● **EXTRACTED DATA**:
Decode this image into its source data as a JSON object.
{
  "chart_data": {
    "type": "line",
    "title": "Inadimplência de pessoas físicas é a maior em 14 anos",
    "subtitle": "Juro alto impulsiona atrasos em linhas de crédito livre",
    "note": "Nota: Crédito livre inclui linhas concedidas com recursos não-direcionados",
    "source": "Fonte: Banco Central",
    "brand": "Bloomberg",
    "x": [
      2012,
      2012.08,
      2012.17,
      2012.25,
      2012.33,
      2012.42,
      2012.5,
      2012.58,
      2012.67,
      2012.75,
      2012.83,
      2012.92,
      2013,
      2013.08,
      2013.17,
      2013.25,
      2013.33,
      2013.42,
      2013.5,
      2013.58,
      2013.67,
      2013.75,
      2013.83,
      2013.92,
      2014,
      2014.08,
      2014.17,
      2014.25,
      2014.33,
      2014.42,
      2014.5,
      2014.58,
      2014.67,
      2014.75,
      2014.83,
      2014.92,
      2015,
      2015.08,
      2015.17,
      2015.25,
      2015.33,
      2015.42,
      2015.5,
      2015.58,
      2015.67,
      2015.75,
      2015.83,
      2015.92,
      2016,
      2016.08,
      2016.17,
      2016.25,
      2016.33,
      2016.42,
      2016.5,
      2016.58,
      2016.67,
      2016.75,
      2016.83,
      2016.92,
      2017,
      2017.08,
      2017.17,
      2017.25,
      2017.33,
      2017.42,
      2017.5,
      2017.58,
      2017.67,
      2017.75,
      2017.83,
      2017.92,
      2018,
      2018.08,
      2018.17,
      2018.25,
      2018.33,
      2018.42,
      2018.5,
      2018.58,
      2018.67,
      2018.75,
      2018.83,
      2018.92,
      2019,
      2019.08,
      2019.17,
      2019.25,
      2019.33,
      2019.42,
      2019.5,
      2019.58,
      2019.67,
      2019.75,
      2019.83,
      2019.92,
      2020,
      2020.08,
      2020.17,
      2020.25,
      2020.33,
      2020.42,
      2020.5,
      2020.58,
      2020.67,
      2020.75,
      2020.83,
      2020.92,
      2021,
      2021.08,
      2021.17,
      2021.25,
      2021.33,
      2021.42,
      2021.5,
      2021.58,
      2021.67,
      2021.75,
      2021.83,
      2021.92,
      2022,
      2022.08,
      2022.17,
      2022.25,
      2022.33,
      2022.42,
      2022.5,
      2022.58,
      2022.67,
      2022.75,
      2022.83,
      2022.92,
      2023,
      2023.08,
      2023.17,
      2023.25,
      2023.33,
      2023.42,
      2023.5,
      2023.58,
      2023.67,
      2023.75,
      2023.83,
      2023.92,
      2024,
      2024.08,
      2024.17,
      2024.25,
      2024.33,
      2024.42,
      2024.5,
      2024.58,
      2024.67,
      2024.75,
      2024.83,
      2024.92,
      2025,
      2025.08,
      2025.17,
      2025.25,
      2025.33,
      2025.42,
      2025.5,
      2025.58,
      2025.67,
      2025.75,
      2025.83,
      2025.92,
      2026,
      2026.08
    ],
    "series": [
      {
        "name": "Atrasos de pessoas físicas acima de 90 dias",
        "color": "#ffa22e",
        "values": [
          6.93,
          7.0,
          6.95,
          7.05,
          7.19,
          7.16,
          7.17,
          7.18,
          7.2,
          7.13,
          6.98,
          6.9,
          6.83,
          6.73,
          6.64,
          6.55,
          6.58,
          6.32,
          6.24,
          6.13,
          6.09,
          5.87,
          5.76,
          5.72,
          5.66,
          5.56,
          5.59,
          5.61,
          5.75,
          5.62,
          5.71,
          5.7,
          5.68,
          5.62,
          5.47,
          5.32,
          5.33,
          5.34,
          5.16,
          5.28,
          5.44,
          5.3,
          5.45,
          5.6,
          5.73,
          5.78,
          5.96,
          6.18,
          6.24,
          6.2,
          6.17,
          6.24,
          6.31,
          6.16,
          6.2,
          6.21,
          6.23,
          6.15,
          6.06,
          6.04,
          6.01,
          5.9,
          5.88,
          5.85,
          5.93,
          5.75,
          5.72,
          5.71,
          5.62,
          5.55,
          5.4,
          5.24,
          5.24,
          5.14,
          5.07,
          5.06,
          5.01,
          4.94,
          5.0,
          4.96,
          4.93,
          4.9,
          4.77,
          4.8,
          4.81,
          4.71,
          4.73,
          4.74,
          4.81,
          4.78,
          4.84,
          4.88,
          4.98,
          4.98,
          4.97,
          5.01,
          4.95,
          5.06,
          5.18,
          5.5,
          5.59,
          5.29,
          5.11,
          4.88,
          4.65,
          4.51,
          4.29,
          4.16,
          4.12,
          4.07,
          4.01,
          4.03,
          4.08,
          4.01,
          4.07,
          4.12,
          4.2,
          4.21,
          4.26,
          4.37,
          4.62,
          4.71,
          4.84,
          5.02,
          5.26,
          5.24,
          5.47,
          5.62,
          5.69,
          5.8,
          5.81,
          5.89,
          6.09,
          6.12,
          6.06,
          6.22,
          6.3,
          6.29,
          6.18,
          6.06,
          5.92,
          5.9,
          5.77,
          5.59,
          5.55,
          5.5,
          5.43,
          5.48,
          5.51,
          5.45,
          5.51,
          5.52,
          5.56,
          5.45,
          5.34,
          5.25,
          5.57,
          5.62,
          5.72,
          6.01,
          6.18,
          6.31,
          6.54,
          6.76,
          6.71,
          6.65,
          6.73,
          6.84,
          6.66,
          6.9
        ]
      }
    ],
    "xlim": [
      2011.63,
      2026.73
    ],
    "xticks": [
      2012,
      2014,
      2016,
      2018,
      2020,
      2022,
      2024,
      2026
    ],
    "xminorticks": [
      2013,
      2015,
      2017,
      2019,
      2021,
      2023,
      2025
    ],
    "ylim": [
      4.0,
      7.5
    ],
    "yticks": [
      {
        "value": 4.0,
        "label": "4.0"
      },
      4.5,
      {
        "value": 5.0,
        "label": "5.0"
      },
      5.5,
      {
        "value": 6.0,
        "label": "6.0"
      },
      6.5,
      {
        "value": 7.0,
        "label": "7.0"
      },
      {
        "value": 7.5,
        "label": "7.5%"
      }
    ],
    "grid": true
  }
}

● **TASK REQUIREMENTS**:
Nothing should be left out: return all of the records exactly.

● **EXERCISE SOLUTION**:
Decode this image into its source data as a JSON object.
{
  "chart_data": {
    "type": "line",
    "title": "Inadimplência de pessoas físicas é a maior em 14 anos",
    "subtitle": "Juro alto impulsiona atrasos em linhas de crédito livre",
    "note": "Nota: Crédito livre inclui linhas concedidas com recursos não-direcionados",
    "source": "Fonte: Banco Central",
    "brand": "Bloomberg",
    "x": [
      2012,
      2012.08,
      2012.17,
      2012.25,
      2012.33,
      2012.42,
      2012.5,
      2012.58,
      2012.67,
      2012.75,
      2012.83,
      2012.92,
      2013,
      2013.08,
      2013.17,
      2013.25,
      2013.33,
      2013.42,
      2013.5,
      2013.58,
      2013.67,
      2013.75,
      2013.83,
      2013.92,
      2014,
      2014.08,
      2014.17,
      2014.25,
      2014.33,
      2014.42,
      2014.5,
      2014.58,
      2014.67,
      2014.75,
      2014.83,
      2014.92,
      2015,
      2015.08,
      2015.17,
      2015.25,
      2015.33,
      2015.42,
      2015.5,
      2015.58,
      2015.67,
      2015.75,
      2015.83,
      2015.92,
      2016,
      2016.08,
      2016.17,
      2016.25,
      2016.33,
      2016.42,
      2016.5,
      2016.58,
      2016.67,
      2016.75,
      2016.83,
      2016.92,
      2017,
      2017.08,
      2017.17,
      2017.25,
      2017.33,
      2017.42,
      2017.5,
      2017.58,
      2017.67,
      2017.75,
      2017.83,
      2017.92,
      2018,
      2018.08,
      2018.17,
      2018.25,
      2018.33,
      2018.42,
      2018.5,
      2018.58,
      2018.67,
      2018.75,
      2018.83,
      2018.92,
      2019,
      2019.08,
      2019.17,
      2019.25,
      2019.33,
      2019.42,
      2019.5,
      2019.58,
      2019.67,
      2019.75,
      2019.83,
      2019.92,
      2020,
      2020.08,
      2020.17,
      2020.25,
      2020.33,
      2020.42,
      2020.5,
      2020.58,
      2020.67,
      2020.75,
      2020.83,
      2020.92,
      2021,
      2021.08,
      2021.17,
      2021.25,
      2021.33,
      2021.42,
      2021.5,
      2021.58,
      2021.67,
      2021.75,
      2021.83,
      2021.92,
      2022,
      2022.08,
      2022.17,
      2022.25,
      2022.33,
      2022.42,
      2022.5,
      2022.58,
      2022.67,
      2022.75,
      2022.83,
      2022.92,
      2023,
      2023.08,
      2023.17,
      2023.25,
      2023.33,
      2023.42,
      2023.5,
      2023.58,
      2023.67,
      2023.75,
      2023.83,
      2023.92,
      2024,
      2024.08,
      2024.17,
      2024.25,
      2024.33,
      2024.42,
      2024.5,
      2024.58,
      2024.67,
      2024.75,
      2024.83,
      2024.92,
      2025,
      2025.08,
      2025.17,
      2025.25,
      2025.33,
      2025.42,
      2025.5,
      2025.58,
      2025.67,
      2025.75,
      2025.83,
      2025.92,
      2026,
      2026.08
    ],
    "series": [
      {
        "name": "Atrasos de pessoas físicas acima de 90 dias",
        "color": "#ffa22e",
        "values": [
          6.93,
          7.0,
          6.95,
          7.05,
          7.19,
          7.16,
          7.17,
          7.18,
          7.2,
          7.13,
          6.98,
          6.9,
          6.83,
          6.73,
          6.64,
          6.55,
          6.58,
          6.32,
          6.24,
          6.13,
          6.09,
          5.87,
          5.76,
          5.72,
          5.66,
          5.56,
          5.59,
          5.61,
          5.75,
          5.62,
          5.71,
          5.7,
          5.68,
          5.62,
          5.47,
          5.32,
          5.33,
          5.34,
          5.16,
          5.28,
          5.44,
          5.3,
          5.45,
          5.6,
          5.73,
          5.78,
          5.96,
          6.18,
          6.24,
          6.2,
          6.17,
          6.24,
          6.31,
          6.16,
          6.2,
          6.21,
          6.23,
          6.15,
          6.06,
          6.04,
          6.01,
          5.9,
          5.88,
          5.85,
          5.93,
          5.75,
          5.72,
          5.71,
          5.62,
          5.55,
          5.4,
          5.24,
          5.24,
          5.14,
          5.07,
          5.06,
          5.01,
          4.94,
          5.0,
          4.96,
          4.93,
          4.9,
          4.77,
          4.8,
          4.81,
          4.71,
          4.73,
          4.74,
          4.81,
          4.78,
          4.84,
          4.88,
          4.98,
          4.98,
          4.97,
          5.01,
          4.95,
          5.06,
          5.18,
          5.5,
          5.59,
          5.29,
          5.11,
          4.88,
          4.65,
          4.51,
          4.29,
          4.16,
          4.12,
          4.07,
          4.01,
          4.03,
          4.08,
          4.01,
          4.07,
          4.12,
          4.2,
          4.21,
          4.26,
          4.37,
          4.62,
          4.71,
          4.84,
          5.02,
          5.26,
          5.24,
          5.47,
          5.62,
          5.69,
          5.8,
          5.81,
          5.89,
          6.09,
          6.12,
          6.06,
          6.22,
          6.3,
          6.29,
          6.18,
          6.06,
          5.92,
          5.9,
          5.77,
          5.59,
          5.55,
          5.5,
          5.43,
          5.48,
          5.51,
          5.45,
          5.51,
          5.52,
          5.56,
          5.45,
          5.34,
          5.25,
          5.57,
          5.62,
          5.72,
          6.01,
          6.18,
          6.31,
          6.54,
          6.76,
          6.71,
          6.65,
          6.73,
          6.84,
          6.66,
          6.9
        ]
      }
    ],
    "xlim": [
      2011.63,
      2026.73
    ],
    "xticks": [
      2012,
      2014,
      2016,
      2018,
      2020,
      2022,
      2024,
      2026
    ],
    "xminorticks": [
      2013,
      2015,
      2017,
      2019,
      2021,
      2023,
      2025
    ],
    "ylim": [
      4.0,
      7.5
    ],
    "yticks": [
      {
        "value": 4.0,
        "label": "4.0"
      },
      4.5,
      {
        "value": 5.0,
        "label": "5.0"
      },
      5.5,
      {
        "value": 6.0,
        "label": "6.0"
      },
      6.5,
      {
        "value": 7.0,
        "label": "7.0"
      },
      {
        "value": 7.5,
        "label": "7.5%"
      }
    ],
    "grid": true
  }
}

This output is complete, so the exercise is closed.